Short task → Output all the entries word for word. Omit the pictures.

Items →
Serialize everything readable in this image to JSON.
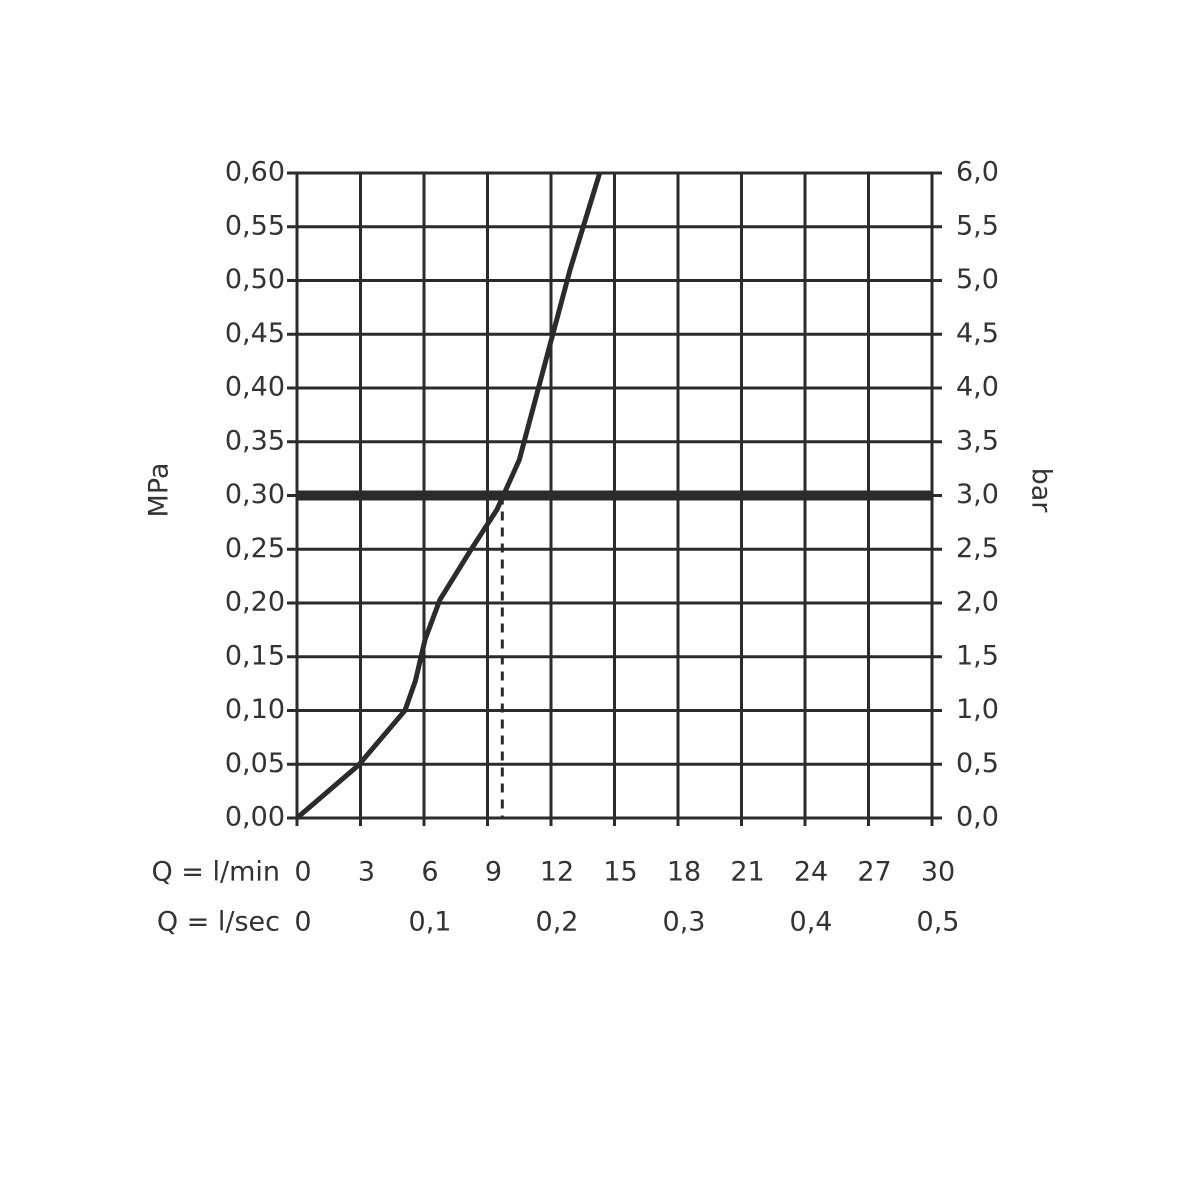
{
  "chart_data": {
    "type": "line",
    "x_label": "Q = l/min",
    "x2_label": "Q = l/sec",
    "y_label": "MPa",
    "y2_label": "bar",
    "series": [
      {
        "color": "#2b2b2b",
        "x": [
          0,
          2.9,
          5.1,
          5.6,
          6.05,
          6.75,
          8.2,
          9.45,
          10.5,
          11.95,
          12.9,
          14.3
        ],
        "values": [
          0,
          0.049,
          0.1,
          0.128,
          0.166,
          0.203,
          0.249,
          0.287,
          0.333,
          0.44,
          0.51,
          0.6
        ]
      }
    ],
    "reference_line": 0.3,
    "marker_x": 9.7,
    "xlim": [
      0,
      30
    ],
    "xticks": [
      0,
      3,
      6,
      9,
      12,
      15,
      18,
      21,
      24,
      27,
      30
    ],
    "x2lim": [
      0,
      0.5
    ],
    "x2ticks": [
      0,
      {
        "value": 0.1,
        "label": "0,1"
      },
      {
        "value": 0.2,
        "label": "0,2"
      },
      {
        "value": 0.3,
        "label": "0,3"
      },
      {
        "value": 0.4,
        "label": "0,4"
      },
      {
        "value": 0.5,
        "label": "0,5"
      }
    ],
    "ylim": [
      0,
      0.6
    ],
    "yticks": [
      {
        "value": 0,
        "label": "0,00"
      },
      {
        "value": 0.05,
        "label": "0,05"
      },
      {
        "value": 0.1,
        "label": "0,10"
      },
      {
        "value": 0.15,
        "label": "0,15"
      },
      {
        "value": 0.2,
        "label": "0,20"
      },
      {
        "value": 0.25,
        "label": "0,25"
      },
      {
        "value": 0.3,
        "label": "0,30"
      },
      {
        "value": 0.35,
        "label": "0,35"
      },
      {
        "value": 0.4,
        "label": "0,40"
      },
      {
        "value": 0.45,
        "label": "0,45"
      },
      {
        "value": 0.5,
        "label": "0,50"
      },
      {
        "value": 0.55,
        "label": "0,55"
      },
      {
        "value": 0.6,
        "label": "0,60"
      }
    ],
    "y2lim": [
      0,
      6
    ],
    "y2ticks": [
      {
        "value": 0,
        "label": "0,0"
      },
      {
        "value": 0.5,
        "label": "0,5"
      },
      {
        "value": 1,
        "label": "1,0"
      },
      {
        "value": 1.5,
        "label": "1,5"
      },
      {
        "value": 2,
        "label": "2,0"
      },
      {
        "value": 2.5,
        "label": "2,5"
      },
      {
        "value": 3,
        "label": "3,0"
      },
      {
        "value": 3.5,
        "label": "3,5"
      },
      {
        "value": 4,
        "label": "4,0"
      },
      {
        "value": 4.5,
        "label": "4,5"
      },
      {
        "value": 5,
        "label": "5,0"
      },
      {
        "value": 5.5,
        "label": "5,5"
      },
      {
        "value": 6,
        "label": "6,0"
      }
    ],
    "grid": true
  }
}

Answer →
Serialize everything readable in this image to JSON.
{
  "chart_data": {
    "type": "line",
    "x_label": "Q = l/min",
    "x2_label": "Q = l/sec",
    "y_label": "MPa",
    "y2_label": "bar",
    "series": [
      {
        "color": "#2b2b2b",
        "x": [
          0,
          2.9,
          5.1,
          5.6,
          6.05,
          6.75,
          8.2,
          9.45,
          10.5,
          11.95,
          12.9,
          14.3
        ],
        "values": [
          0,
          0.049,
          0.1,
          0.128,
          0.166,
          0.203,
          0.249,
          0.287,
          0.333,
          0.44,
          0.51,
          0.6
        ]
      }
    ],
    "reference_line": 0.3,
    "marker_x": 9.7,
    "xlim": [
      0,
      30
    ],
    "xticks": [
      0,
      3,
      6,
      9,
      12,
      15,
      18,
      21,
      24,
      27,
      30
    ],
    "x2lim": [
      0,
      0.5
    ],
    "x2ticks": [
      0,
      {
        "value": 0.1,
        "label": "0,1"
      },
      {
        "value": 0.2,
        "label": "0,2"
      },
      {
        "value": 0.3,
        "label": "0,3"
      },
      {
        "value": 0.4,
        "label": "0,4"
      },
      {
        "value": 0.5,
        "label": "0,5"
      }
    ],
    "ylim": [
      0,
      0.6
    ],
    "yticks": [
      {
        "value": 0,
        "label": "0,00"
      },
      {
        "value": 0.05,
        "label": "0,05"
      },
      {
        "value": 0.1,
        "label": "0,10"
      },
      {
        "value": 0.15,
        "label": "0,15"
      },
      {
        "value": 0.2,
        "label": "0,20"
      },
      {
        "value": 0.25,
        "label": "0,25"
      },
      {
        "value": 0.3,
        "label": "0,30"
      },
      {
        "value": 0.35,
        "label": "0,35"
      },
      {
        "value": 0.4,
        "label": "0,40"
      },
      {
        "value": 0.45,
        "label": "0,45"
      },
      {
        "value": 0.5,
        "label": "0,50"
      },
      {
        "value": 0.55,
        "label": "0,55"
      },
      {
        "value": 0.6,
        "label": "0,60"
      }
    ],
    "y2lim": [
      0,
      6
    ],
    "y2ticks": [
      {
        "value": 0,
        "label": "0,0"
      },
      {
        "value": 0.5,
        "label": "0,5"
      },
      {
        "value": 1,
        "label": "1,0"
      },
      {
        "value": 1.5,
        "label": "1,5"
      },
      {
        "value": 2,
        "label": "2,0"
      },
      {
        "value": 2.5,
        "label": "2,5"
      },
      {
        "value": 3,
        "label": "3,0"
      },
      {
        "value": 3.5,
        "label": "3,5"
      },
      {
        "value": 4,
        "label": "4,0"
      },
      {
        "value": 4.5,
        "label": "4,5"
      },
      {
        "value": 5,
        "label": "5,0"
      },
      {
        "value": 5.5,
        "label": "5,5"
      },
      {
        "value": 6,
        "label": "6,0"
      }
    ],
    "grid": true
  }
}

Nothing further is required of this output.